> [MATERIAL FOR THIS TASK]:
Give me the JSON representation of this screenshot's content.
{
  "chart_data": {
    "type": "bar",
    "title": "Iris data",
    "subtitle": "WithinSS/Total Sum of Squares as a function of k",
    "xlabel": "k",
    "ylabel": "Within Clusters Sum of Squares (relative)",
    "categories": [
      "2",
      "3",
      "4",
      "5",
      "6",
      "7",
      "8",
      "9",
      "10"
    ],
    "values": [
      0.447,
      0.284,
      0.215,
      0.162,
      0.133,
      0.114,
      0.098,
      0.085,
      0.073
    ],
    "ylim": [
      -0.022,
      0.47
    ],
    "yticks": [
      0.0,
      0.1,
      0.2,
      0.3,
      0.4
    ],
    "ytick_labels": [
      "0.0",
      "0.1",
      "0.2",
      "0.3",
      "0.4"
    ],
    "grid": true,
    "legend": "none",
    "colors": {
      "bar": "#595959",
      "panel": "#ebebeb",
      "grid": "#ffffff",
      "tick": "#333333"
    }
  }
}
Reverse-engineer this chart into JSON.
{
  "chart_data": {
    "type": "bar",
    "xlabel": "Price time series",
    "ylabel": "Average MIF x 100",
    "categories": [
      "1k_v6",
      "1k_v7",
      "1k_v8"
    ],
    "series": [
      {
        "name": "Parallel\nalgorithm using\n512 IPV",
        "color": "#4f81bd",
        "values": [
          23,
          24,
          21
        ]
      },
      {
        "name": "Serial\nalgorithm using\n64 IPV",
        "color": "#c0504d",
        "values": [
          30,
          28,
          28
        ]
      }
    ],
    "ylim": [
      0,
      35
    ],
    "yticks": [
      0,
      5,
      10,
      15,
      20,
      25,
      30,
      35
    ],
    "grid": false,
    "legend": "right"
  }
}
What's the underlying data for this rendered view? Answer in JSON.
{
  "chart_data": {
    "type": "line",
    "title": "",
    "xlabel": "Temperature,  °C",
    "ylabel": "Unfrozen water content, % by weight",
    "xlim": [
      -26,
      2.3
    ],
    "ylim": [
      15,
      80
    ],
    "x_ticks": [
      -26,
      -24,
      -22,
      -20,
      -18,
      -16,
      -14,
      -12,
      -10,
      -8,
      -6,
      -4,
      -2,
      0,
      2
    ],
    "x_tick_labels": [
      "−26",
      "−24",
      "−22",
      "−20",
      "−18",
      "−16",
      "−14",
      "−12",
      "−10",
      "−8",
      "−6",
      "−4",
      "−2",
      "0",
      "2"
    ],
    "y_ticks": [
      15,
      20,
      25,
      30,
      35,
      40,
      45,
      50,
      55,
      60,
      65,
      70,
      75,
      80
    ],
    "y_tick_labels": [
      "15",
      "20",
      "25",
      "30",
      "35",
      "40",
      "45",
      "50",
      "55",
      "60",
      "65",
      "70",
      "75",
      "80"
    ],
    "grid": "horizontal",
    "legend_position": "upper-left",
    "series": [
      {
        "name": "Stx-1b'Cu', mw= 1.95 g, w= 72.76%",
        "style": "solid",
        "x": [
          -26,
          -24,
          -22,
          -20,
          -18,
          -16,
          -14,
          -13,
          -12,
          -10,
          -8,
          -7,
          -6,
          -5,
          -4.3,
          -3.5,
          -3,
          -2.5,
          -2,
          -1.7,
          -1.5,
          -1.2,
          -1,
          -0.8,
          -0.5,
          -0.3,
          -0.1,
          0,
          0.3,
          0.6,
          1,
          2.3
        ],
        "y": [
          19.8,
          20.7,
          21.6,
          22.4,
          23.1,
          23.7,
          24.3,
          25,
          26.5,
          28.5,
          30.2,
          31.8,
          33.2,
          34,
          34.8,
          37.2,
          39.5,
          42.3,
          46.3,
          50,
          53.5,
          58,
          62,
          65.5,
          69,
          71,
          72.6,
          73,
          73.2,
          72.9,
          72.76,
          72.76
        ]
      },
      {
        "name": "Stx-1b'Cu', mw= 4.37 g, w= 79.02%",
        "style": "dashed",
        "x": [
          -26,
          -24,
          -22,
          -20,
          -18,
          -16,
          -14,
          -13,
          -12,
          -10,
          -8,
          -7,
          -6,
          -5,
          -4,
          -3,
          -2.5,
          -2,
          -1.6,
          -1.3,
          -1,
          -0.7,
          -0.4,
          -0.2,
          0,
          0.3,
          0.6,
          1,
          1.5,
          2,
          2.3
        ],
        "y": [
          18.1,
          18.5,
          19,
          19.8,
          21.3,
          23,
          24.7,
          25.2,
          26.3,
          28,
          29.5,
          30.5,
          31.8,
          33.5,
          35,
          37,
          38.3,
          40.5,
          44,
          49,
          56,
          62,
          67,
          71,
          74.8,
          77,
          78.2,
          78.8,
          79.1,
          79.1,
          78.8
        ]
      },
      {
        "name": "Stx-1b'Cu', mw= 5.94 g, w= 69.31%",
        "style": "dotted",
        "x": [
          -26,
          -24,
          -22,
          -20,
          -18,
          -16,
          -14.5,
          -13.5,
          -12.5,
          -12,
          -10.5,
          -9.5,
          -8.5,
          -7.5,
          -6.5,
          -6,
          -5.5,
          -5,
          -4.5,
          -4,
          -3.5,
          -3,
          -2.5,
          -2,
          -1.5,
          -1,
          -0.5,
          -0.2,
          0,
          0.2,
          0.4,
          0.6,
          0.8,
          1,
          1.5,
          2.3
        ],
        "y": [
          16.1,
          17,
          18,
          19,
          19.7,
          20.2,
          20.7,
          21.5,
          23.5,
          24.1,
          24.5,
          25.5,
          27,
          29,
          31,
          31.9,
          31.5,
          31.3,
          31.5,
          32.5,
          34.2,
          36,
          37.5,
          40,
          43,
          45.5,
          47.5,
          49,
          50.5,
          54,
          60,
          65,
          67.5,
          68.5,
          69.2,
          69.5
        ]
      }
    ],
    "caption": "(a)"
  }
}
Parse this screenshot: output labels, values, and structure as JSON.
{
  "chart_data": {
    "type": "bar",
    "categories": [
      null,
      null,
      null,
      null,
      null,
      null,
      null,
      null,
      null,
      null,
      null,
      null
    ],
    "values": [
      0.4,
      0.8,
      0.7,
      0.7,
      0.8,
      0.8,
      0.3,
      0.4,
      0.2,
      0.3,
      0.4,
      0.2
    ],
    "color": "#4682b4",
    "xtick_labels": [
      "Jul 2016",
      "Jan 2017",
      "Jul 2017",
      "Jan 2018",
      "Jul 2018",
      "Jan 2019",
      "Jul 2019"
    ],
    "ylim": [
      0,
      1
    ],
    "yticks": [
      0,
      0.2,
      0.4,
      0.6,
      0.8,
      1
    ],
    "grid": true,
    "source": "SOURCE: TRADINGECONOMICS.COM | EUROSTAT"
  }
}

> [TASK DESCRIPTION]: Lines containing the word "style" are to be counted in the listing; state their number alone.

> [CORRECT OUTPUT]: 3